Records from a dataset
--------------------------------

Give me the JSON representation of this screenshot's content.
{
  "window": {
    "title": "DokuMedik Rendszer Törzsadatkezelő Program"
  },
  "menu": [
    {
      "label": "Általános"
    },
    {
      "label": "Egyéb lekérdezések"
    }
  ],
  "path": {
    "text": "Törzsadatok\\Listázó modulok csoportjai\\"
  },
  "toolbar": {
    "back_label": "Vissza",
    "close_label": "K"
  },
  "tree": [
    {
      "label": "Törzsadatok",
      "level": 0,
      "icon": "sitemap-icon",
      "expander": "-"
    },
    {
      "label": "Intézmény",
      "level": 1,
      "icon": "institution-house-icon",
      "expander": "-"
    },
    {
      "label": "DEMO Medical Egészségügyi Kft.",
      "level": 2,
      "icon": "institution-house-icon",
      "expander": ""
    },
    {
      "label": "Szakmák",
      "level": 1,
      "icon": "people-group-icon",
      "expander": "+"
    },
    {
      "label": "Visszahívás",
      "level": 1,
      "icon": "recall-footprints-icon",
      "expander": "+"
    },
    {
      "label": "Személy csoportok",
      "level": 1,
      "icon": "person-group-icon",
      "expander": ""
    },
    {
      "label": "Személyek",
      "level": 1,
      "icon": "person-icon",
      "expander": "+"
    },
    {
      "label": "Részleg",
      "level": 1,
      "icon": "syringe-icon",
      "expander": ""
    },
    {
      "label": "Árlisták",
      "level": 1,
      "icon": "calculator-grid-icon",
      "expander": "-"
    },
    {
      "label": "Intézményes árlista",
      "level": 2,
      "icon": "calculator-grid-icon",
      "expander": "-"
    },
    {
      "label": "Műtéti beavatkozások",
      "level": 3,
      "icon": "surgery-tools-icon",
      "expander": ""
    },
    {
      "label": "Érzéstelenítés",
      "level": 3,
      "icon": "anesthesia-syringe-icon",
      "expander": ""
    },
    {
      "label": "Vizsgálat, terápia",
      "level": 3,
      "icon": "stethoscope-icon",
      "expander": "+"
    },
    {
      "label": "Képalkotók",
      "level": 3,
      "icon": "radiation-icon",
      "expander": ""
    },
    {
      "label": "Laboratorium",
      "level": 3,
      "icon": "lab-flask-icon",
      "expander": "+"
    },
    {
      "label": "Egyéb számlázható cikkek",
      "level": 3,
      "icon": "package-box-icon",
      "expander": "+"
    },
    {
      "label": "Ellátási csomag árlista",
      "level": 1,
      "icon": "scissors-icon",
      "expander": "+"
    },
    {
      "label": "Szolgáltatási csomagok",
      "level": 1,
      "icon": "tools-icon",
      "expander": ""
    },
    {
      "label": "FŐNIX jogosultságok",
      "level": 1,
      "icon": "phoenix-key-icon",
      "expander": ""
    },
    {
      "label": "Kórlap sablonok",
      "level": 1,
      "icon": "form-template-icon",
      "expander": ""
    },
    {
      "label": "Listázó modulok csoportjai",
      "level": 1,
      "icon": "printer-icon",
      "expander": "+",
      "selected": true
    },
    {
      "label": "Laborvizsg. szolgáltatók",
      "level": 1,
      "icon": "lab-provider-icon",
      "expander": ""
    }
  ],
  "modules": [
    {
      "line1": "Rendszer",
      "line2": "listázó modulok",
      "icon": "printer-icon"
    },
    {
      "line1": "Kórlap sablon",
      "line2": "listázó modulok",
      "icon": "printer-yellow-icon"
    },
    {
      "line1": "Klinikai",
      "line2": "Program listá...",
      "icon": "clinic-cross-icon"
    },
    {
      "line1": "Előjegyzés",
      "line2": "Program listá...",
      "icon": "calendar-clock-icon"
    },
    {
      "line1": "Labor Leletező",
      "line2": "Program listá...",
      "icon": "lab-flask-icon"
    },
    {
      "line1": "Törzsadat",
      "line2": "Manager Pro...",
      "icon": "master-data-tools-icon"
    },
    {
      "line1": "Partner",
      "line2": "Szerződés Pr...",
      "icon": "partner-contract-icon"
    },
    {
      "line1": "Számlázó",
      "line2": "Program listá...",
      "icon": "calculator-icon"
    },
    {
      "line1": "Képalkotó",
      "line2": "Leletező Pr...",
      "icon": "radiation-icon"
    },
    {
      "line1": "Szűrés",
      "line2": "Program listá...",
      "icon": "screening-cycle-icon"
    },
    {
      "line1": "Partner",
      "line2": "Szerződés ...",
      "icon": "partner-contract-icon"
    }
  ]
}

--------------------------------

* _AIM_
Return the lines above exactly, keeping every word.

* _EXERCISE RESULT_
Give me the JSON representation of this screenshot's content.
{
  "window": {
    "title": "DokuMedik Rendszer Törzsadatkezelő Program"
  },
  "menu": [
    {
      "label": "Általános"
    },
    {
      "label": "Egyéb lekérdezések"
    }
  ],
  "path": {
    "text": "Törzsadatok\\Listázó modulok csoportjai\\"
  },
  "toolbar": {
    "back_label": "Vissza",
    "close_label": "K"
  },
  "tree": [
    {
      "label": "Törzsadatok",
      "level": 0,
      "icon": "sitemap-icon",
      "expander": "-"
    },
    {
      "label": "Intézmény",
      "level": 1,
      "icon": "institution-house-icon",
      "expander": "-"
    },
    {
      "label": "DEMO Medical Egészségügyi Kft.",
      "level": 2,
      "icon": "institution-house-icon",
      "expander": ""
    },
    {
      "label": "Szakmák",
      "level": 1,
      "icon": "people-group-icon",
      "expander": "+"
    },
    {
      "label": "Visszahívás",
      "level": 1,
      "icon": "recall-footprints-icon",
      "expander": "+"
    },
    {
      "label": "Személy csoportok",
      "level": 1,
      "icon": "person-group-icon",
      "expander": ""
    },
    {
      "label": "Személyek",
      "level": 1,
      "icon": "person-icon",
      "expander": "+"
    },
    {
      "label": "Részleg",
      "level": 1,
      "icon": "syringe-icon",
      "expander": ""
    },
    {
      "label": "Árlisták",
      "level": 1,
      "icon": "calculator-grid-icon",
      "expander": "-"
    },
    {
      "label": "Intézményes árlista",
      "level": 2,
      "icon": "calculator-grid-icon",
      "expander": "-"
    },
    {
      "label": "Műtéti beavatkozások",
      "level": 3,
      "icon": "surgery-tools-icon",
      "expander": ""
    },
    {
      "label": "Érzéstelenítés",
      "level": 3,
      "icon": "anesthesia-syringe-icon",
      "expander": ""
    },
    {
      "label": "Vizsgálat, terápia",
      "level": 3,
      "icon": "stethoscope-icon",
      "expander": "+"
    },
    {
      "label": "Képalkotók",
      "level": 3,
      "icon": "radiation-icon",
      "expander": ""
    },
    {
      "label": "Laboratorium",
      "level": 3,
      "icon": "lab-flask-icon",
      "expander": "+"
    },
    {
      "label": "Egyéb számlázható cikkek",
      "level": 3,
      "icon": "package-box-icon",
      "expander": "+"
    },
    {
      "label": "Ellátási csomag árlista",
      "level": 1,
      "icon": "scissors-icon",
      "expander": "+"
    },
    {
      "label": "Szolgáltatási csomagok",
      "level": 1,
      "icon": "tools-icon",
      "expander": ""
    },
    {
      "label": "FŐNIX jogosultságok",
      "level": 1,
      "icon": "phoenix-key-icon",
      "expander": ""
    },
    {
      "label": "Kórlap sablonok",
      "level": 1,
      "icon": "form-template-icon",
      "expander": ""
    },
    {
      "label": "Listázó modulok csoportjai",
      "level": 1,
      "icon": "printer-icon",
      "expander": "+",
      "selected": true
    },
    {
      "label": "Laborvizsg. szolgáltatók",
      "level": 1,
      "icon": "lab-provider-icon",
      "expander": ""
    }
  ],
  "modules": [
    {
      "line1": "Rendszer",
      "line2": "listázó modulok",
      "icon": "printer-icon"
    },
    {
      "line1": "Kórlap sablon",
      "line2": "listázó modulok",
      "icon": "printer-yellow-icon"
    },
    {
      "line1": "Klinikai",
      "line2": "Program listá...",
      "icon": "clinic-cross-icon"
    },
    {
      "line1": "Előjegyzés",
      "line2": "Program listá...",
      "icon": "calendar-clock-icon"
    },
    {
      "line1": "Labor Leletező",
      "line2": "Program listá...",
      "icon": "lab-flask-icon"
    },
    {
      "line1": "Törzsadat",
      "line2": "Manager Pro...",
      "icon": "master-data-tools-icon"
    },
    {
      "line1": "Partner",
      "line2": "Szerződés Pr...",
      "icon": "partner-contract-icon"
    },
    {
      "line1": "Számlázó",
      "line2": "Program listá...",
      "icon": "calculator-icon"
    },
    {
      "line1": "Képalkotó",
      "line2": "Leletező Pr...",
      "icon": "radiation-icon"
    },
    {
      "line1": "Szűrés",
      "line2": "Program listá...",
      "icon": "screening-cycle-icon"
    },
    {
      "line1": "Partner",
      "line2": "Szerződés ...",
      "icon": "partner-contract-icon"
    }
  ]
}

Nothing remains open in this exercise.